Region and label listings |
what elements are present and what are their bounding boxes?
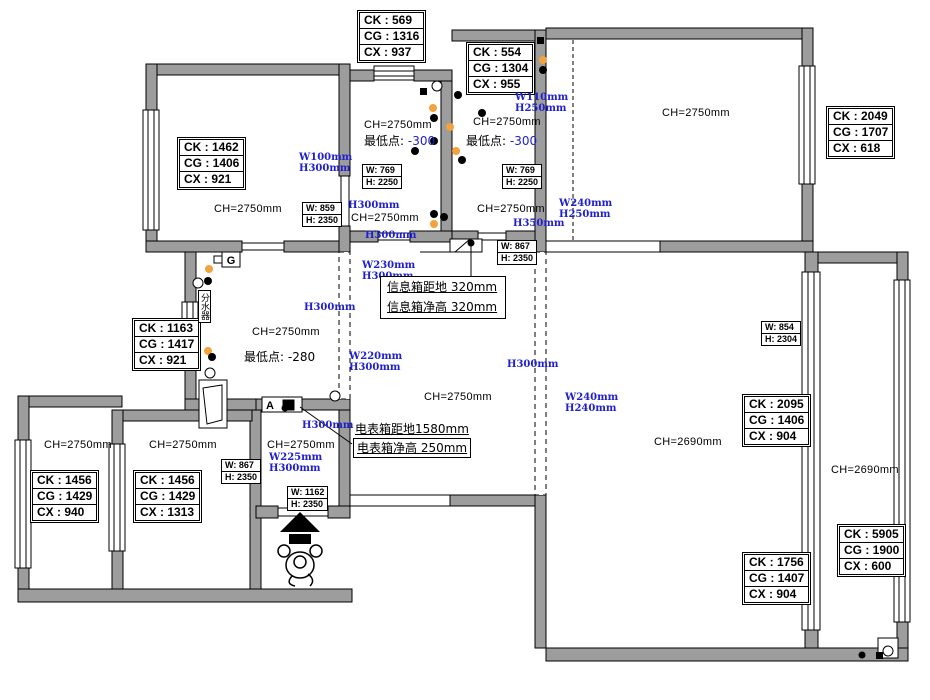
lowest-point-value: -300 [510,134,537,148]
door-size-box: W: 769 H: 2250 [362,164,402,189]
door-height: H: 2250 [362,176,402,189]
door-size-box: W: 867 H: 2350 [221,459,261,484]
ceiling-height-label: CH=2690mm [831,464,899,476]
ceiling-height-label: CH=2750mm [44,439,112,451]
dim-note: W225mm H300mm [269,452,322,474]
pipe-riser-icon [193,278,203,288]
door-size-box: W: 854 H: 2304 [761,321,801,346]
gas-meter-label: G [227,255,236,267]
measure-line: CG : 1316 [359,28,424,45]
lowest-point-note: 最低点: -280 [244,348,315,365]
measure-line: CX : 1313 [135,504,200,521]
door-height: H: 2304 [761,333,801,346]
lowest-point-value: -300 [408,134,435,148]
dim-line: H300mm [269,463,322,474]
measure-line: CG : 1707 [828,124,893,141]
dim-line: H300mm [349,362,402,373]
lowest-point-label: 最低点: [466,134,506,148]
dim-note: H300mm [302,420,353,431]
window-measure-box: CK : 1756 CG : 1407 CX : 904 [742,552,811,605]
ceiling-height-label: CH=2750mm [477,203,545,215]
ceiling-height-label: CH=2750mm [267,439,335,451]
dim-line: W220mm [349,351,402,362]
dim-note: H300mm [304,302,355,313]
dim-line: H300mm [299,163,352,174]
measure-line: CK : 1163 [134,320,199,337]
pipe-riser-icon [432,81,442,91]
pipe-riser-icon [330,391,340,401]
pipe-riser-icon [205,368,215,378]
measure-line: CK : 554 [468,44,533,61]
dim-line: W100mm [299,152,352,163]
dim-note: W110mm H250mm [515,92,568,114]
gas-valve-icon [214,256,222,263]
ceiling-height-label: CH=2750mm [424,391,492,403]
ceiling-height-label: CH=2750mm [473,116,541,128]
measure-line: CX : 921 [134,352,199,369]
dim-note: H350mm [513,218,564,229]
window-measure-box: CK : 1462 CG : 1406 CX : 921 [177,137,246,190]
meter-box-offset: 电表箱距地1580mm [355,420,469,437]
ceiling-height-label: CH=2750mm [252,326,320,338]
dim-line: H250mm [515,103,568,114]
info-box-fixture [450,239,482,252]
dim-note: H300mm [507,359,558,370]
dim-line: W110mm [515,92,568,103]
measure-line: CG : 1417 [134,336,199,353]
dim-line: W240mm [565,392,618,403]
north-arrow-icon [278,512,322,586]
measure-line: CK : 569 [359,12,424,29]
measure-line: CK : 1462 [179,139,244,156]
dim-note: H300mm [348,200,399,211]
ceiling-height-label: CH=2750mm [662,107,730,119]
meter-box-clear: 电表箱净高 250mm [353,438,471,458]
sink-fixture [199,380,227,428]
door-size-box: W: 859 H: 2350 [302,202,342,227]
electric-panel-label: A [266,400,274,412]
dim-line: W230mm [362,260,415,271]
dim-line: W240mm [559,198,612,209]
door-width: W: 1162 [287,486,328,499]
door-height: H: 2350 [302,214,342,227]
door-height: H: 2350 [221,471,261,484]
dim-note: W240mm H240mm [565,392,618,414]
dim-note: W220mm H300mm [349,351,402,373]
measure-line: CX : 940 [32,504,97,521]
measure-line: CG : 1406 [179,155,244,172]
lowest-point-note: 最低点: -300 [364,132,435,149]
door-height: H: 2250 [502,176,542,189]
floor-plan-canvas: G A [0,0,930,700]
dim-note: W240mm H250mm [559,198,612,220]
measure-line: CG : 1304 [468,60,533,77]
measure-line: CK : 1456 [32,472,97,489]
ceiling-height-label: CH=2750mm [351,212,419,224]
measure-line: CX : 955 [468,76,533,93]
window-measure-box: CK : 569 CG : 1316 CX : 937 [357,10,426,63]
measure-line: CX : 937 [359,44,424,61]
measure-line: CG : 1406 [744,412,809,429]
window-measure-box: CK : 1456 CG : 1429 CX : 940 [30,470,99,523]
measure-line: CK : 5905 [839,526,904,543]
measure-line: CG : 1900 [839,542,904,559]
window-measure-box: CK : 2095 CG : 1406 CX : 904 [742,394,811,447]
window-measure-box: CK : 5905 CG : 1900 CX : 600 [837,524,906,577]
dim-note: W100mm H300mm [299,152,352,174]
info-box-note: 信息箱距地 320mm 信息箱净高 320mm [380,276,506,319]
measure-line: CX : 921 [179,171,244,188]
measure-line: CG : 1429 [135,488,200,505]
measure-line: CX : 904 [744,428,809,445]
dim-note: H300mm [365,230,416,241]
ceiling-height-label: CH=2750mm [364,119,432,131]
measure-line: CX : 600 [839,558,904,575]
dim-line: W225mm [269,452,322,463]
measure-line: CX : 618 [828,140,893,157]
window-measure-box: CK : 1456 CG : 1429 CX : 1313 [133,470,202,523]
info-box-offset: 信息箱距地 320mm [387,278,497,295]
measure-line: CG : 1407 [744,570,809,587]
door-height: H: 2350 [497,252,537,265]
lowest-point-label: 最低点: [364,134,404,148]
door-size-box: W: 1162 H: 2350 [287,486,328,511]
window-measure-box: CK : 554 CG : 1304 CX : 955 [466,42,535,95]
dim-line: H250mm [559,209,612,220]
measure-line: CX : 904 [744,586,809,603]
window-measure-box: CK : 1163 CG : 1417 CX : 921 [132,318,201,371]
ceiling-height-label: CH=2690mm [654,436,722,448]
measure-line: CK : 2095 [744,396,809,413]
info-box-clear: 信息箱净高 320mm [387,298,497,315]
measure-line: CK : 1456 [135,472,200,489]
door-height: H: 2350 [287,498,328,511]
window-measure-box: CK : 2049 CG : 1707 CX : 618 [826,106,895,159]
measure-line: CK : 1756 [744,554,809,571]
lowest-point-note: 最低点: -300 [466,132,537,149]
ceiling-height-label: CH=2750mm [214,203,282,215]
measure-line: CG : 1429 [32,488,97,505]
door-size-box: W: 769 H: 2250 [502,164,542,189]
lowest-point-label: 最低点: [244,350,284,364]
ceiling-height-label: CH=2750mm [149,439,217,451]
measure-line: CK : 2049 [828,108,893,125]
door-size-box: W: 867 H: 2350 [497,240,537,265]
water-manifold-label: 分水器 [198,290,211,323]
dim-line: H240mm [565,403,618,414]
lowest-point-value: -280 [288,350,315,364]
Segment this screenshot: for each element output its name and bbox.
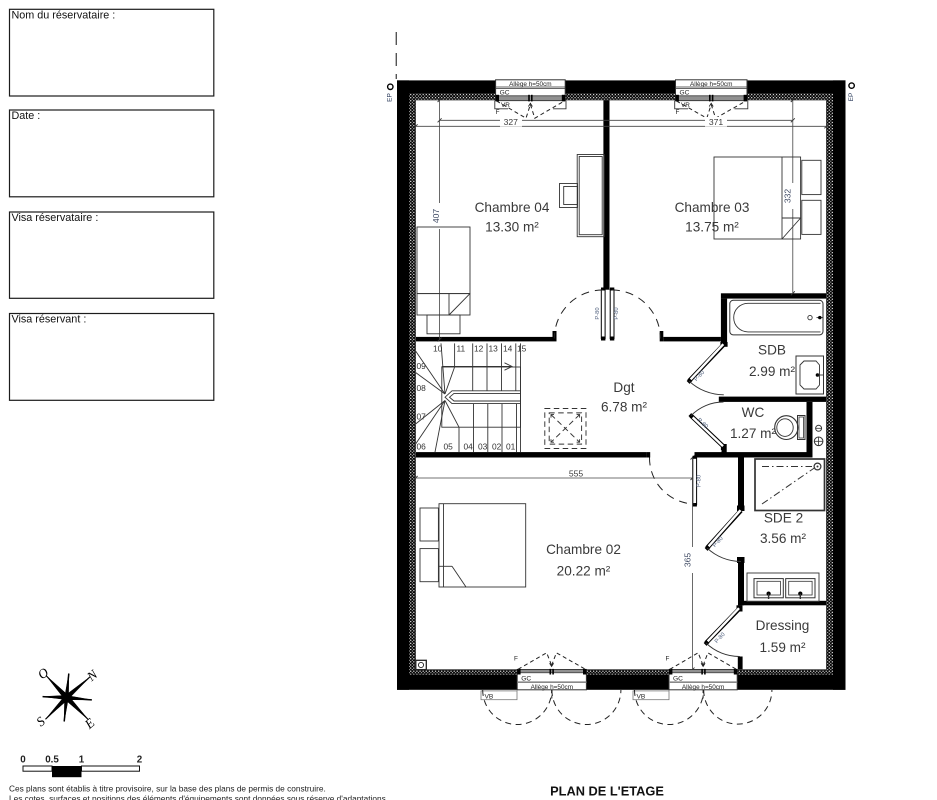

EXERCISE INSTRUCTIONS | Write out every line of the records above word for word, leaving out the pictures.

REPLY |
what elements are present and what are their bounding boxes?
lowest-point-value: -300 [510,134,537,148]
door-size-box: W: 769 H: 2250 [362,164,402,189]
door-height: H: 2250 [362,176,402,189]
door-size-box: W: 867 H: 2350 [221,459,261,484]
ceiling-height-label: CH=2690mm [831,464,899,476]
ceiling-height-label: CH=2750mm [44,439,112,451]
dim-note: W225mm H300mm [269,452,322,474]
pipe-riser-icon [193,278,203,288]
door-size-box: W: 854 H: 2304 [761,321,801,346]
gas-meter-label: G [227,255,236,267]
measure-line: CG : 1316 [359,28,424,45]
lowest-point-note: 最低点: -280 [244,348,315,365]
measure-line: CX : 1313 [135,504,200,521]
door-height: H: 2304 [761,333,801,346]
lowest-point-value: -300 [408,134,435,148]
dim-line: H300mm [269,463,322,474]
measure-line: CG : 1707 [828,124,893,141]
dim-line: H300mm [349,362,402,373]
lowest-point-label: 最低点: [466,134,506,148]
dim-note: H300mm [302,420,353,431]
window-measure-box: CK : 1756 CG : 1407 CX : 904 [742,552,811,605]
ceiling-height-label: CH=2750mm [477,203,545,215]
ceiling-height-label: CH=2750mm [267,439,335,451]
dim-line: W220mm [349,351,402,362]
dim-note: H300mm [304,302,355,313]
dim-line: H300mm [299,163,352,174]
measure-line: CK : 1163 [134,320,199,337]
pipe-riser-icon [432,81,442,91]
pipe-riser-icon [330,391,340,401]
pipe-riser-icon [205,368,215,378]
measure-line: CK : 554 [468,44,533,61]
dim-line: W100mm [299,152,352,163]
dim-note: W110mm H250mm [515,92,568,114]
gas-valve-icon [214,256,222,263]
ceiling-height-label: CH=2750mm [424,391,492,403]
ceiling-height-label: CH=2750mm [473,116,541,128]
measure-line: CX : 921 [134,352,199,369]
dim-note: H350mm [513,218,564,229]
window-measure-box: CK : 1462 CG : 1406 CX : 921 [177,137,246,190]
meter-box-offset: 电表箱距地1580mm [355,420,469,437]
ceiling-height-label: CH=2750mm [252,326,320,338]
dim-line: H250mm [515,103,568,114]
info-box-fixture [450,239,482,252]
dim-note: H300mm [507,359,558,370]
dim-line: W110mm [515,92,568,103]
measure-line: CG : 1417 [134,336,199,353]
dim-line: W240mm [565,392,618,403]
north-arrow-icon [278,512,322,586]
measure-line: CK : 569 [359,12,424,29]
measure-line: CK : 1462 [179,139,244,156]
dim-note: H300mm [348,200,399,211]
ceiling-height-label: CH=2750mm [662,107,730,119]
meter-box-clear: 电表箱净高 250mm [353,438,471,458]
sink-fixture [199,380,227,428]
door-size-box: W: 859 H: 2350 [302,202,342,227]
electric-panel-label: A [266,400,274,412]
dim-line: W230mm [362,260,415,271]
dim-line: W240mm [559,198,612,209]
door-width: W: 1162 [287,486,328,499]
door-height: H: 2350 [302,214,342,227]
door-height: H: 2350 [221,471,261,484]
dim-note: W240mm H240mm [565,392,618,414]
dim-note: W220mm H300mm [349,351,402,373]
measure-line: CX : 940 [32,504,97,521]
measure-line: CG : 1406 [179,155,244,172]
lowest-point-note: 最低点: -300 [364,132,435,149]
door-height: H: 2250 [502,176,542,189]
floor-plan-canvas: G A [0,0,930,700]
dim-note: W240mm H250mm [559,198,612,220]
measure-line: CG : 1304 [468,60,533,77]
measure-line: CK : 1456 [32,472,97,489]
ceiling-height-label: CH=2750mm [351,212,419,224]
measure-line: CX : 955 [468,76,533,93]
window-measure-box: CK : 569 CG : 1316 CX : 937 [357,10,426,63]
measure-line: CX : 937 [359,44,424,61]
measure-line: CG : 1406 [744,412,809,429]
window-measure-box: CK : 1456 CG : 1429 CX : 940 [30,470,99,523]
measure-line: CK : 5905 [839,526,904,543]
measure-line: CG : 1900 [839,542,904,559]
window-measure-box: CK : 2095 CG : 1406 CX : 904 [742,394,811,447]
window-measure-box: CK : 5905 CG : 1900 CX : 600 [837,524,906,577]
dim-note: W100mm H300mm [299,152,352,174]
info-box-note: 信息箱距地 320mm 信息箱净高 320mm [380,276,506,319]
measure-line: CX : 921 [179,171,244,188]
measure-line: CG : 1429 [135,488,200,505]
measure-line: CX : 904 [744,428,809,445]
dim-note: H300mm [365,230,416,241]
ceiling-height-label: CH=2750mm [364,119,432,131]
measure-line: CX : 600 [839,558,904,575]
dim-line: W225mm [269,452,322,463]
measure-line: CX : 618 [828,140,893,157]
window-measure-box: CK : 1456 CG : 1429 CX : 1313 [133,470,202,523]
info-box-offset: 信息箱距地 320mm [387,278,497,295]
measure-line: CG : 1407 [744,570,809,587]
door-height: H: 2350 [497,252,537,265]
lowest-point-label: 最低点: [364,134,404,148]
door-size-box: W: 1162 H: 2350 [287,486,328,511]
window-measure-box: CK : 554 CG : 1304 CX : 955 [466,42,535,95]
dim-line: H250mm [559,209,612,220]
measure-line: CX : 904 [744,586,809,603]
window-measure-box: CK : 1163 CG : 1417 CX : 921 [132,318,201,371]
ceiling-height-label: CH=2690mm [654,436,722,448]
measure-line: CK : 2095 [744,396,809,413]
info-box-clear: 信息箱净高 320mm [387,298,497,315]
measure-line: CK : 1456 [135,472,200,489]
door-height: H: 2350 [287,498,328,511]
window-measure-box: CK : 2049 CG : 1707 CX : 618 [826,106,895,159]
measure-line: CK : 1756 [744,554,809,571]
lowest-point-note: 最低点: -300 [466,132,537,149]
ceiling-height-label: CH=2750mm [214,203,282,215]
measure-line: CG : 1429 [32,488,97,505]
door-size-box: W: 769 H: 2250 [502,164,542,189]
lowest-point-label: 最低点: [244,350,284,364]
ceiling-height-label: CH=2750mm [149,439,217,451]
measure-line: CK : 2049 [828,108,893,125]
door-size-box: W: 867 H: 2350 [497,240,537,265]
water-manifold-label: 分水器 [198,290,211,323]
dim-line: H240mm [565,403,618,414]
lowest-point-value: -280 [288,350,315,364]
Segment this screenshot: for each element output its name and bbox.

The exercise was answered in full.